(begin)

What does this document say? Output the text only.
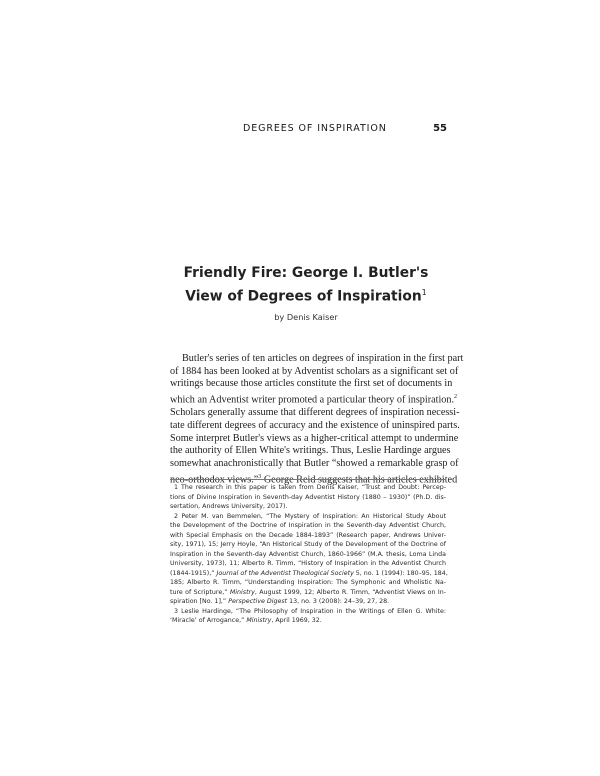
DEGREES OF INSPIRATION	55
Friendly Fire: George I. Butler's
View of Degrees of Inspiration$^1$
by Denis Kaiser

Butler's series of ten articles on degrees of inspiration in the first part
of 1884 has been looked at by Adventist scholars as a significant set of
writings because those articles constitute the first set of documents in
which an Adventist writer promoted a particular theory of inspiration.$^2$
Scholars generally assume that different degrees of inspiration necessi-
tate different degrees of accuracy and the existence of uninspired parts.
Some interpret Butler's views as a higher-critical attempt to undermine
the authority of Ellen White's writings. Thus, Leslie Hardinge argues
somewhat anachronistically that Butler “showed a remarkable grasp of
neo-orthodox views.”$^3$ George Reid suggests that his articles exhibited

1 The research in this paper is taken from Denis Kaiser, “Trust and Doubt: Percep-
tions of Divine Inspiration in Seventh-day Adventist History (1880 – 1930)” (Ph.D. dis-
sertation, Andrews University, 2017).
2 Peter M. van Bemmelen, “The Mystery of Inspiration: An Historical Study About
the Development of the Doctrine of Inspiration in the Seventh-day Adventist Church,
with Special Emphasis on the Decade 1884-1893” (Research paper, Andrews Univer-
sity, 1971), 15; Jerry Hoyle, “An Historical Study of the Development of the Doctrine of
Inspiration in the Seventh-day Adventist Church, 1860-1966” (M.A. thesis, Loma Linda
University, 1973), 11; Alberto R. Timm, “History of Inspiration in the Adventist Church
(1844-1915),” Journal of the Adventist Theological Society 5, no. 1 (1994): 180–95, 184,
185; Alberto R. Timm, “Understanding Inspiration: The Symphonic and Wholistic Na-
ture of Scripture,” Ministry, August 1999, 12; Alberto R. Timm, “Adventist Views on In-
spiration [No. 1],” Perspective Digest 13, no. 3 (2008): 24–39, 27, 28.
3 Leslie Hardinge, “The Philosophy of Inspiration in the Writings of Ellen G. White:
‘Miracle’ of Arrogance,” Ministry, April 1969, 32.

(end)

= The request =
Pictures in the records must not appear in the copy; transcribe everything else precisely.

= In response =
What does this document say? Output the text only.
DEGREES OF INSPIRATION	55
Friendly Fire: George I. Butler's
View of Degrees of Inspiration$^1$
by Denis Kaiser

Butler's series of ten articles on degrees of inspiration in the first part
of 1884 has been looked at by Adventist scholars as a significant set of
writings because those articles constitute the first set of documents in
which an Adventist writer promoted a particular theory of inspiration.$^2$
Scholars generally assume that different degrees of inspiration necessi-
tate different degrees of accuracy and the existence of uninspired parts.
Some interpret Butler's views as a higher-critical attempt to undermine
the authority of Ellen White's writings. Thus, Leslie Hardinge argues
somewhat anachronistically that Butler “showed a remarkable grasp of
neo-orthodox views.”$^3$ George Reid suggests that his articles exhibited

1 The research in this paper is taken from Denis Kaiser, “Trust and Doubt: Percep-
tions of Divine Inspiration in Seventh-day Adventist History (1880 – 1930)” (Ph.D. dis-
sertation, Andrews University, 2017).
2 Peter M. van Bemmelen, “The Mystery of Inspiration: An Historical Study About
the Development of the Doctrine of Inspiration in the Seventh-day Adventist Church,
with Special Emphasis on the Decade 1884-1893” (Research paper, Andrews Univer-
sity, 1971), 15; Jerry Hoyle, “An Historical Study of the Development of the Doctrine of
Inspiration in the Seventh-day Adventist Church, 1860-1966” (M.A. thesis, Loma Linda
University, 1973), 11; Alberto R. Timm, “History of Inspiration in the Adventist Church
(1844-1915),” Journal of the Adventist Theological Society 5, no. 1 (1994): 180–95, 184,
185; Alberto R. Timm, “Understanding Inspiration: The Symphonic and Wholistic Na-
ture of Scripture,” Ministry, August 1999, 12; Alberto R. Timm, “Adventist Views on In-
spiration [No. 1],” Perspective Digest 13, no. 3 (2008): 24–39, 27, 28.
3 Leslie Hardinge, “The Philosophy of Inspiration in the Writings of Ellen G. White:
‘Miracle’ of Arrogance,” Ministry, April 1969, 32.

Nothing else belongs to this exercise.